How many lines in the records below contain the word "authority"? Give only the number.
** Begin EXERCISE INPUT **
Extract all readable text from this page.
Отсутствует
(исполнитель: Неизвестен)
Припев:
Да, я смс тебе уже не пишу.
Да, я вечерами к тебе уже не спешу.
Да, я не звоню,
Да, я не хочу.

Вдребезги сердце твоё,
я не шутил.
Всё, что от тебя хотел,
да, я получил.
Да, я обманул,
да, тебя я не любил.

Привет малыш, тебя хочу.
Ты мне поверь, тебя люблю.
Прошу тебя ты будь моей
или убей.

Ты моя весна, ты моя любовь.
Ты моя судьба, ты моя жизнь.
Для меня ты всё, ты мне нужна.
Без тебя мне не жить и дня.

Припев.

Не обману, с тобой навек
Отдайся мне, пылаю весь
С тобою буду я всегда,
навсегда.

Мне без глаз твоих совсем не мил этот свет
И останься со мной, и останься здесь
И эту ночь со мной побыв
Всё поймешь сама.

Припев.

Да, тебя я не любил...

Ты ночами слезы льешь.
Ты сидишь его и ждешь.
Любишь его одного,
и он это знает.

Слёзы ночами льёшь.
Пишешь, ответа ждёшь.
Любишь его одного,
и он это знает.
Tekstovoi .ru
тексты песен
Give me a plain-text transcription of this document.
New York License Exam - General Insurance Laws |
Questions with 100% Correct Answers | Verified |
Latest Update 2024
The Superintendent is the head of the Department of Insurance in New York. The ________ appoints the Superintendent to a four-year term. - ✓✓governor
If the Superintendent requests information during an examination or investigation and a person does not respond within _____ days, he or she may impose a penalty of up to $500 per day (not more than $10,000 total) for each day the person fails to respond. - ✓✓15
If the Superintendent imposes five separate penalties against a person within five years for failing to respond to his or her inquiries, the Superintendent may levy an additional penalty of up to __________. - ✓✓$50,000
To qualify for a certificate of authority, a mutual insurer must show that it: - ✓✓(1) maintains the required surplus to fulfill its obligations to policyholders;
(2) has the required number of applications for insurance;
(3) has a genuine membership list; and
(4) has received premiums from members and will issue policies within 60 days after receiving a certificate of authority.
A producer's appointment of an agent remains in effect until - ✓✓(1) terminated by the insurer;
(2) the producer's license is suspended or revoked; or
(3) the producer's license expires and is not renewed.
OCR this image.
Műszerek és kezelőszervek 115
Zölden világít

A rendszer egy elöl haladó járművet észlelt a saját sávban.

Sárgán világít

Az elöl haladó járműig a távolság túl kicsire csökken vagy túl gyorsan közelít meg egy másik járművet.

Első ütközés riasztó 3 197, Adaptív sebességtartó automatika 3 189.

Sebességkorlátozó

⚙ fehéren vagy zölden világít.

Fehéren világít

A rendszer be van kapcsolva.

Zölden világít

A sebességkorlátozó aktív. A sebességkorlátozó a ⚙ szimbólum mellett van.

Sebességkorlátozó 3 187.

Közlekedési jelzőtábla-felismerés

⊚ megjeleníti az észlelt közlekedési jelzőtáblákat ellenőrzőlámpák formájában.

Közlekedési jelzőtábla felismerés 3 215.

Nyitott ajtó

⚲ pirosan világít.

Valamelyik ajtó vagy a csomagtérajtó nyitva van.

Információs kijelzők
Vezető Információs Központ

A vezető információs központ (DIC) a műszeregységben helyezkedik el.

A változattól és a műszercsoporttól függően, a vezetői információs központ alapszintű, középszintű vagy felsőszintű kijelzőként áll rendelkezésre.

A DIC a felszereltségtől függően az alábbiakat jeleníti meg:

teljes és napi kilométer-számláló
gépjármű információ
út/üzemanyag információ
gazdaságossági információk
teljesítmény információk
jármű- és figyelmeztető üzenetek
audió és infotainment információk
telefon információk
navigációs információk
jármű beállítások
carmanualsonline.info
** End EXERCISE INPUT **
## CORRECT RESULT:
2